***** GIVEN DATA

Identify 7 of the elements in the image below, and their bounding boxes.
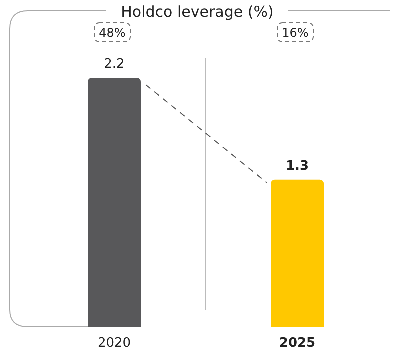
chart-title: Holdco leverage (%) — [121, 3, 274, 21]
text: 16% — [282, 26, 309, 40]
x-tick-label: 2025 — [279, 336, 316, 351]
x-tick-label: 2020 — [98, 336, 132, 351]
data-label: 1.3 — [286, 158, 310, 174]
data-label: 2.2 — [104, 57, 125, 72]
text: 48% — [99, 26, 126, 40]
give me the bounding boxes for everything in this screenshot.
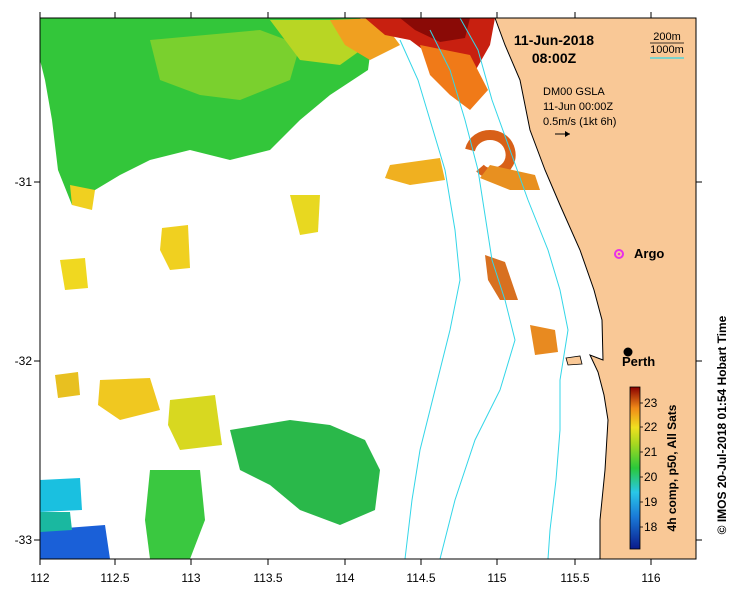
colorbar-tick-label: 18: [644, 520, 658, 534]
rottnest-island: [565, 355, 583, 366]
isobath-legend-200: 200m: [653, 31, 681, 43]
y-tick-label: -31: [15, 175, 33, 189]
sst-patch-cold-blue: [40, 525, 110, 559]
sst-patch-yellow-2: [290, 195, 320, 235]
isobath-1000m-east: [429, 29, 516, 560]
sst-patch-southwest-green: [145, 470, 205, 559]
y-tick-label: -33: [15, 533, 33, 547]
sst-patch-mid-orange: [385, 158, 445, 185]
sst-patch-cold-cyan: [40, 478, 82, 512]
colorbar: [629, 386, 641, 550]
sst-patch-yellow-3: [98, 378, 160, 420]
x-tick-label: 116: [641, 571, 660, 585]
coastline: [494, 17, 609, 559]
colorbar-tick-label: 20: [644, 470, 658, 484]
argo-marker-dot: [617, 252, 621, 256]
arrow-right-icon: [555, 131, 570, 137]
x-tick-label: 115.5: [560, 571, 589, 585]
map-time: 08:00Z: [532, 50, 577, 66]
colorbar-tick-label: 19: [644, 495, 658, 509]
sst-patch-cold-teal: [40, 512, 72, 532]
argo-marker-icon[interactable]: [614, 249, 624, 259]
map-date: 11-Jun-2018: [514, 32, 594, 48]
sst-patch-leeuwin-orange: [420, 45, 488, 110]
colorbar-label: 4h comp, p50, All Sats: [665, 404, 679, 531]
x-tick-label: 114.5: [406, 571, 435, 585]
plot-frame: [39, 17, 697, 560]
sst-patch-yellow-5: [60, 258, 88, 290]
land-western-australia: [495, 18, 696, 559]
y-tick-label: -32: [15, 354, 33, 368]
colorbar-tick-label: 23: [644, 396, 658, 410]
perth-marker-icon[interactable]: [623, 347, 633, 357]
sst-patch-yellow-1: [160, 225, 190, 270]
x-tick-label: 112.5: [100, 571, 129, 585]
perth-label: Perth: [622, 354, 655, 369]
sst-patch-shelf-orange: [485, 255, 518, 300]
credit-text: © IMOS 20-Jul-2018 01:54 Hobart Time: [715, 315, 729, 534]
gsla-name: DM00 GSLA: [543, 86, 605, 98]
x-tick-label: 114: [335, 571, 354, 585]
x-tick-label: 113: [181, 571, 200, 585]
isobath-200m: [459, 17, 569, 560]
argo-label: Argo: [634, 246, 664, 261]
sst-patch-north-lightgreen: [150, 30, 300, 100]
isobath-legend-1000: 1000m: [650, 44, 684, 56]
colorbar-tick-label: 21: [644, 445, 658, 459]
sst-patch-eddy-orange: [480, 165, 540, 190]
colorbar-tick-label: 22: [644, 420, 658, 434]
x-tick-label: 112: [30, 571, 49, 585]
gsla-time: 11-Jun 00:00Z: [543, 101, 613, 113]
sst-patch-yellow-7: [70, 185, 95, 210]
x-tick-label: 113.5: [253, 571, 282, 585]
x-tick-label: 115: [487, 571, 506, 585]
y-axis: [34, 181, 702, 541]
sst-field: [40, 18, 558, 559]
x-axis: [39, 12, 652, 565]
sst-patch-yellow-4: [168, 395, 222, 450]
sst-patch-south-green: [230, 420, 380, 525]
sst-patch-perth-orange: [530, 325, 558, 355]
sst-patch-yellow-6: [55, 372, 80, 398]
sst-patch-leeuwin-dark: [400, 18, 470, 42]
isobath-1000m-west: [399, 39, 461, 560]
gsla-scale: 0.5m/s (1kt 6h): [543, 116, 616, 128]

**********
***** GIVEN DATA

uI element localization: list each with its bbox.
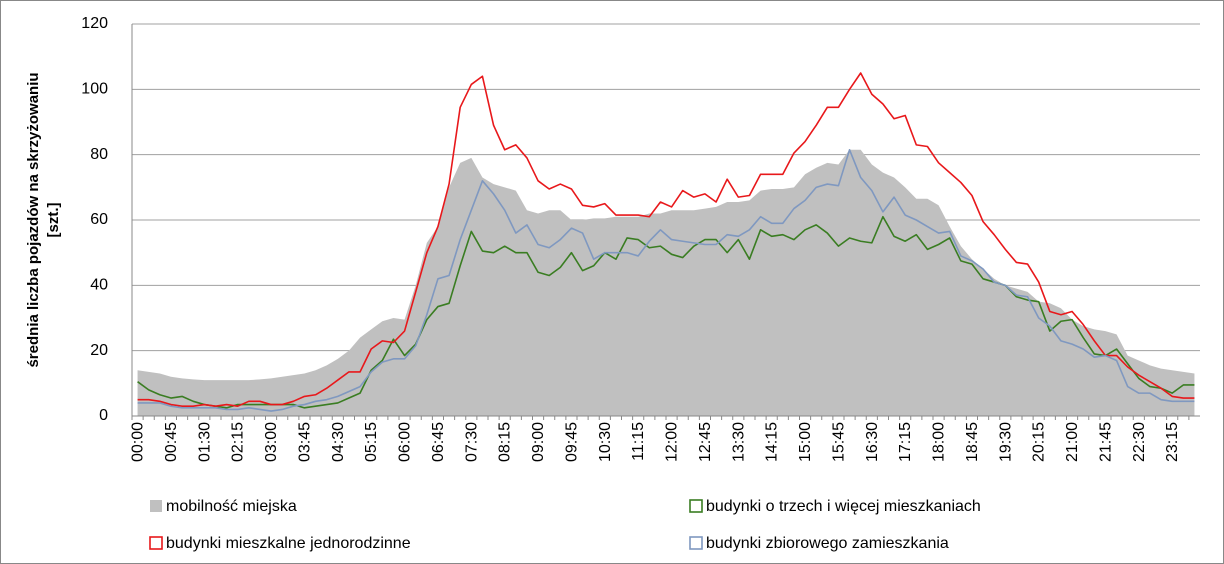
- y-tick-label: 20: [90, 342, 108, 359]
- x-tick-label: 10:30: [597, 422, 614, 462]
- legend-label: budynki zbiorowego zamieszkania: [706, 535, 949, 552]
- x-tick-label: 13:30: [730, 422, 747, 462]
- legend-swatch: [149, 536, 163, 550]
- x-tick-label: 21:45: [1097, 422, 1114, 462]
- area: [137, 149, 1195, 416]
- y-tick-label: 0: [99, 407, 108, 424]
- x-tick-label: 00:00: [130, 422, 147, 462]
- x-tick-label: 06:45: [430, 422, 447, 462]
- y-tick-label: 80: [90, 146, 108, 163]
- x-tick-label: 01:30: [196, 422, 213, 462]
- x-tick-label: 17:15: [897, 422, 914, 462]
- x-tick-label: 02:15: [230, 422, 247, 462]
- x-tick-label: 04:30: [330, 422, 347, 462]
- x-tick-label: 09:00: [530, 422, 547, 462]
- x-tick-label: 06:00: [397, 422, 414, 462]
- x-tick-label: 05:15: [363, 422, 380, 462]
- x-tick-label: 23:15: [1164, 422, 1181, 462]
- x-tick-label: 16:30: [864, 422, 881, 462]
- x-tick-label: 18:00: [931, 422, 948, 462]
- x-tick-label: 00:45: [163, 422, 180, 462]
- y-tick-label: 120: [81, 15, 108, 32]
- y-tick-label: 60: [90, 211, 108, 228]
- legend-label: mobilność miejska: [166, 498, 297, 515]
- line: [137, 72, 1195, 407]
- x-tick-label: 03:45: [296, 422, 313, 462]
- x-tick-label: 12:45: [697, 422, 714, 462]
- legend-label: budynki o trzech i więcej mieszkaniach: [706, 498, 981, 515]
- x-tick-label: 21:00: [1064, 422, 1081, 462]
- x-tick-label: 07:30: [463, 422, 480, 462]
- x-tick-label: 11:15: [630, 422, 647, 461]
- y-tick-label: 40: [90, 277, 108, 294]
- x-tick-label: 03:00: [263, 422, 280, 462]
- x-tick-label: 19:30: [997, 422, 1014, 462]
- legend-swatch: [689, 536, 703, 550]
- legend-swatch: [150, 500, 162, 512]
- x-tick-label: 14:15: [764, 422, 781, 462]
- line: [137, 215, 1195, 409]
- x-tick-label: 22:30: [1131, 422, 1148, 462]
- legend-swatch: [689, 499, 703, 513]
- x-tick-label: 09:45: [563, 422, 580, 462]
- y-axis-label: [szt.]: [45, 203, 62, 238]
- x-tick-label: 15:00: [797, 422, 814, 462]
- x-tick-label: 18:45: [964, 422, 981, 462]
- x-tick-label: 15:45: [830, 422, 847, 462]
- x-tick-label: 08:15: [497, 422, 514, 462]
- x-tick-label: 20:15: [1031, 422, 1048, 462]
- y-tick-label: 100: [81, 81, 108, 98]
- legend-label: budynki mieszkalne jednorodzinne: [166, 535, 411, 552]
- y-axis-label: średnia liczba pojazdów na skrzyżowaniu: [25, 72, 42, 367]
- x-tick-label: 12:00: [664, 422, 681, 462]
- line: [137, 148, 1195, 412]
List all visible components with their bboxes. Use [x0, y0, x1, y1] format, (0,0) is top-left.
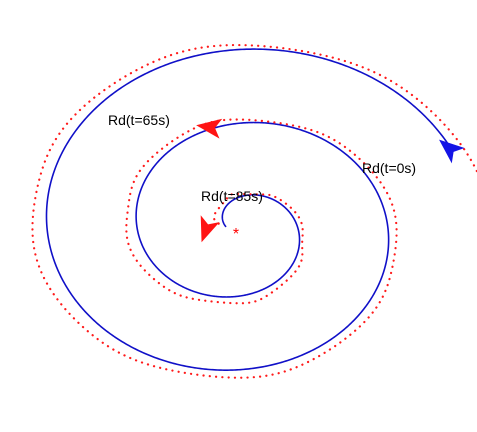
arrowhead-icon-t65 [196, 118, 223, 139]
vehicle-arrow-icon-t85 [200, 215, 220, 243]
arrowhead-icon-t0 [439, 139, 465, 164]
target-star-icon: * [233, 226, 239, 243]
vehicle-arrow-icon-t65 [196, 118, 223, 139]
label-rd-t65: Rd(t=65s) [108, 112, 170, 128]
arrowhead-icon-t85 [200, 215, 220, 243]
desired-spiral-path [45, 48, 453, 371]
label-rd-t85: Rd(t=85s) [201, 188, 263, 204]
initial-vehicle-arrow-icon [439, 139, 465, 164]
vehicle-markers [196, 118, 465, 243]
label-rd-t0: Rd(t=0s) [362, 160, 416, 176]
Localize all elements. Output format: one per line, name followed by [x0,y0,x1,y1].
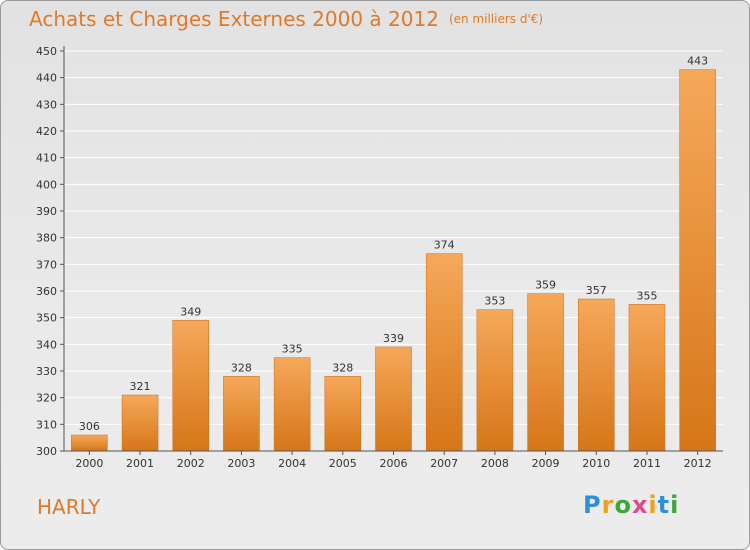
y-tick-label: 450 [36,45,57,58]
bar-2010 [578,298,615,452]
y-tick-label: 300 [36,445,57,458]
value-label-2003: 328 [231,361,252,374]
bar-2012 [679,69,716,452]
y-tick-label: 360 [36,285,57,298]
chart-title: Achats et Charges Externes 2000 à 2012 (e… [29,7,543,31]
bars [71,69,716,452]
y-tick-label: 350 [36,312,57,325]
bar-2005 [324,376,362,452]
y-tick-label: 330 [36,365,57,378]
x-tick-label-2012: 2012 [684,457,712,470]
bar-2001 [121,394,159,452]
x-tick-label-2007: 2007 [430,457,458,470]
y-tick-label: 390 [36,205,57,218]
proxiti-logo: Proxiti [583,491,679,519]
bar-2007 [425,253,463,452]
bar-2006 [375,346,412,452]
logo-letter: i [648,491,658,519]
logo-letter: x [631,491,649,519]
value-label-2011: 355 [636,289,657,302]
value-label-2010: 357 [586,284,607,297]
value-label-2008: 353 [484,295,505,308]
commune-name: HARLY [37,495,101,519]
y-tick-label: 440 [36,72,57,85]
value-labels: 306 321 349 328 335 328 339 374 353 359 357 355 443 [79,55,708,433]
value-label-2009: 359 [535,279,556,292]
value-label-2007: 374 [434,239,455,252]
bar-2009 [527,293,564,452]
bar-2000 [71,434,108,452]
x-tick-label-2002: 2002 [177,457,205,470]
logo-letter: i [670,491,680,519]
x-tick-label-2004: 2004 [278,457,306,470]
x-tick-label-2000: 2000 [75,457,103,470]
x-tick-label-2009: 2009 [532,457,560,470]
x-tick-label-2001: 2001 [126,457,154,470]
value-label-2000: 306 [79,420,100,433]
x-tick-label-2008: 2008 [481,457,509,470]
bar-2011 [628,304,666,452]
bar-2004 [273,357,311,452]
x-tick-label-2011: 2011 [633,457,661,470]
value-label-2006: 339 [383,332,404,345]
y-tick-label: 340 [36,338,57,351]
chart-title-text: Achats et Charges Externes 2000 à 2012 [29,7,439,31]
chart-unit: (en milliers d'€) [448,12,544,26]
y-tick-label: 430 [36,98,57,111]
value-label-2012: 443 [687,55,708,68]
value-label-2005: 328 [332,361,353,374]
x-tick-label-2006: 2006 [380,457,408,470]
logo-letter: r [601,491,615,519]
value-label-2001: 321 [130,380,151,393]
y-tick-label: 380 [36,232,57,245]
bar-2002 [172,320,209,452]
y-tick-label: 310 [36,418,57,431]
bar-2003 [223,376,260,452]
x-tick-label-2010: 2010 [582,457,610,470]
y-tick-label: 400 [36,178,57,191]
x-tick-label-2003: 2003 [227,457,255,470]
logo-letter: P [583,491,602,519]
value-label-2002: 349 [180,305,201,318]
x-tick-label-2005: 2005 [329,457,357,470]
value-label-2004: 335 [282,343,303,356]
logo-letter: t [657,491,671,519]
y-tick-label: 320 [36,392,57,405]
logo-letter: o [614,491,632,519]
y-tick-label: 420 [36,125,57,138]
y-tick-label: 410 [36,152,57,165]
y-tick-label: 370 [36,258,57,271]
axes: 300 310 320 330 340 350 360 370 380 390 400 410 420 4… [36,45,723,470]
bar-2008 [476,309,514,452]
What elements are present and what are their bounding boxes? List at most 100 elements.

**********

Show each line of the items above that contains the string "axis", copying every such line in full.

• _THE COMPLETED TASK_:
y-axis: [34, 181, 702, 541]
x-axis: [39, 12, 652, 565]
- y-axis-label: [szt.]: [45, 203, 62, 238]
- y-axis-label: średnia liczba pojazdów na skrzyżowaniu: [25, 72, 42, 367]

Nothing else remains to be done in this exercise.